-- START Data entries --

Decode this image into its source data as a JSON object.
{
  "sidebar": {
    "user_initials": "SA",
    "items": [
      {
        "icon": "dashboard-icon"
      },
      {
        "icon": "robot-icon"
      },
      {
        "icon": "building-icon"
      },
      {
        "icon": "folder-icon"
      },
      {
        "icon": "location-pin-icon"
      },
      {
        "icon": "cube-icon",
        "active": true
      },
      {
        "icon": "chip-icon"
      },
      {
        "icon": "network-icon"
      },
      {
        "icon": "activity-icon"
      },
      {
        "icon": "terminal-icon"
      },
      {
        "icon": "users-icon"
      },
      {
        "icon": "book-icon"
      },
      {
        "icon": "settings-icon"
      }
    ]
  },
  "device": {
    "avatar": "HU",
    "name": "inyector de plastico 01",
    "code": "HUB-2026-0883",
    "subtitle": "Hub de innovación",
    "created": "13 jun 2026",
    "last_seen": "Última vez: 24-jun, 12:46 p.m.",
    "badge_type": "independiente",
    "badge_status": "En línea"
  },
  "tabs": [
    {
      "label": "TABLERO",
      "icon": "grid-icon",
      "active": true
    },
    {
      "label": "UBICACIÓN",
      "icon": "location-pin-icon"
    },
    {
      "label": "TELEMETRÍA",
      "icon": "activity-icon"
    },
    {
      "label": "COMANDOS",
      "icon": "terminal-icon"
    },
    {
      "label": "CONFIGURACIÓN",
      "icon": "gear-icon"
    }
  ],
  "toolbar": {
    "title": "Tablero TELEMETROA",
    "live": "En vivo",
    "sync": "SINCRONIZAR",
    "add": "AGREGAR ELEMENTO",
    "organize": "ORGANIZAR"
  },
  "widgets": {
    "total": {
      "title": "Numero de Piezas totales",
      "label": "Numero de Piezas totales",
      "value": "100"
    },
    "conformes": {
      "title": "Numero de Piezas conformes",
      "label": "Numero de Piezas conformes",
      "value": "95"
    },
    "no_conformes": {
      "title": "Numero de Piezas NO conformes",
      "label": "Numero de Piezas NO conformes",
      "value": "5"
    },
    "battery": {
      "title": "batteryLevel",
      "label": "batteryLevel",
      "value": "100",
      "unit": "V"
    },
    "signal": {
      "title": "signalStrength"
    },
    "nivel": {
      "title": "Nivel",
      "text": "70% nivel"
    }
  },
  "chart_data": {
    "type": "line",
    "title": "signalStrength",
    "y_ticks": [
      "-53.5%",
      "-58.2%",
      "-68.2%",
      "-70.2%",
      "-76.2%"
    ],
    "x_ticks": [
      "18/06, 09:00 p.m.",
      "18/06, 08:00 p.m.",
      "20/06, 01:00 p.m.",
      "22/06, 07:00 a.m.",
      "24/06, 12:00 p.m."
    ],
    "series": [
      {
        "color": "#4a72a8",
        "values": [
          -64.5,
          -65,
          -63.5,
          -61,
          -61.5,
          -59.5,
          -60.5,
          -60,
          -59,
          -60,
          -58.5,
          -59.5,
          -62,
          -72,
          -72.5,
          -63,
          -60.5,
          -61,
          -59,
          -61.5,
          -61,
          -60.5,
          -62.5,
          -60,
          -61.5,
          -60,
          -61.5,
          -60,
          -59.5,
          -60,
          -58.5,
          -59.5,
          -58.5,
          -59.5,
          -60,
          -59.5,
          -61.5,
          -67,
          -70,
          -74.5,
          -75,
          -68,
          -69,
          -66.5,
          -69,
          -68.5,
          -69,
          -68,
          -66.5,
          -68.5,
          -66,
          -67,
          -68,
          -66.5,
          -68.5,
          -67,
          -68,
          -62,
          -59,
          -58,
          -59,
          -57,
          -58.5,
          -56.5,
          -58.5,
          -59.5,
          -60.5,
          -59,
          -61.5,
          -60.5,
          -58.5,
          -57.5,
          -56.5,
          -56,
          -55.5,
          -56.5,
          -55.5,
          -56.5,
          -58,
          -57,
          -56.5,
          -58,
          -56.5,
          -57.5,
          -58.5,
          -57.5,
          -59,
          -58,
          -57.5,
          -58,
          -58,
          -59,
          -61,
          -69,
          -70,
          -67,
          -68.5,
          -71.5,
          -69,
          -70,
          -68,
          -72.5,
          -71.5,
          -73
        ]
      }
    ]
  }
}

-- END Data entries --

What to work on:
Extract all of the data shown above without alteration.

Answer below:
Decode this image into its source data as a JSON object.
{
  "sidebar": {
    "user_initials": "SA",
    "items": [
      {
        "icon": "dashboard-icon"
      },
      {
        "icon": "robot-icon"
      },
      {
        "icon": "building-icon"
      },
      {
        "icon": "folder-icon"
      },
      {
        "icon": "location-pin-icon"
      },
      {
        "icon": "cube-icon",
        "active": true
      },
      {
        "icon": "chip-icon"
      },
      {
        "icon": "network-icon"
      },
      {
        "icon": "activity-icon"
      },
      {
        "icon": "terminal-icon"
      },
      {
        "icon": "users-icon"
      },
      {
        "icon": "book-icon"
      },
      {
        "icon": "settings-icon"
      }
    ]
  },
  "device": {
    "avatar": "HU",
    "name": "inyector de plastico 01",
    "code": "HUB-2026-0883",
    "subtitle": "Hub de innovación",
    "created": "13 jun 2026",
    "last_seen": "Última vez: 24-jun, 12:46 p.m.",
    "badge_type": "independiente",
    "badge_status": "En línea"
  },
  "tabs": [
    {
      "label": "TABLERO",
      "icon": "grid-icon",
      "active": true
    },
    {
      "label": "UBICACIÓN",
      "icon": "location-pin-icon"
    },
    {
      "label": "TELEMETRÍA",
      "icon": "activity-icon"
    },
    {
      "label": "COMANDOS",
      "icon": "terminal-icon"
    },
    {
      "label": "CONFIGURACIÓN",
      "icon": "gear-icon"
    }
  ],
  "toolbar": {
    "title": "Tablero TELEMETROA",
    "live": "En vivo",
    "sync": "SINCRONIZAR",
    "add": "AGREGAR ELEMENTO",
    "organize": "ORGANIZAR"
  },
  "widgets": {
    "total": {
      "title": "Numero de Piezas totales",
      "label": "Numero de Piezas totales",
      "value": "100"
    },
    "conformes": {
      "title": "Numero de Piezas conformes",
      "label": "Numero de Piezas conformes",
      "value": "95"
    },
    "no_conformes": {
      "title": "Numero de Piezas NO conformes",
      "label": "Numero de Piezas NO conformes",
      "value": "5"
    },
    "battery": {
      "title": "batteryLevel",
      "label": "batteryLevel",
      "value": "100",
      "unit": "V"
    },
    "signal": {
      "title": "signalStrength"
    },
    "nivel": {
      "title": "Nivel",
      "text": "70% nivel"
    }
  },
  "chart_data": {
    "type": "line",
    "title": "signalStrength",
    "y_ticks": [
      "-53.5%",
      "-58.2%",
      "-68.2%",
      "-70.2%",
      "-76.2%"
    ],
    "x_ticks": [
      "18/06, 09:00 p.m.",
      "18/06, 08:00 p.m.",
      "20/06, 01:00 p.m.",
      "22/06, 07:00 a.m.",
      "24/06, 12:00 p.m."
    ],
    "series": [
      {
        "color": "#4a72a8",
        "values": [
          -64.5,
          -65,
          -63.5,
          -61,
          -61.5,
          -59.5,
          -60.5,
          -60,
          -59,
          -60,
          -58.5,
          -59.5,
          -62,
          -72,
          -72.5,
          -63,
          -60.5,
          -61,
          -59,
          -61.5,
          -61,
          -60.5,
          -62.5,
          -60,
          -61.5,
          -60,
          -61.5,
          -60,
          -59.5,
          -60,
          -58.5,
          -59.5,
          -58.5,
          -59.5,
          -60,
          -59.5,
          -61.5,
          -67,
          -70,
          -74.5,
          -75,
          -68,
          -69,
          -66.5,
          -69,
          -68.5,
          -69,
          -68,
          -66.5,
          -68.5,
          -66,
          -67,
          -68,
          -66.5,
          -68.5,
          -67,
          -68,
          -62,
          -59,
          -58,
          -59,
          -57,
          -58.5,
          -56.5,
          -58.5,
          -59.5,
          -60.5,
          -59,
          -61.5,
          -60.5,
          -58.5,
          -57.5,
          -56.5,
          -56,
          -55.5,
          -56.5,
          -55.5,
          -56.5,
          -58,
          -57,
          -56.5,
          -58,
          -56.5,
          -57.5,
          -58.5,
          -57.5,
          -59,
          -58,
          -57.5,
          -58,
          -58,
          -59,
          -61,
          -69,
          -70,
          -67,
          -68.5,
          -71.5,
          -69,
          -70,
          -68,
          -72.5,
          -71.5,
          -73
        ]
      }
    ]
  }
}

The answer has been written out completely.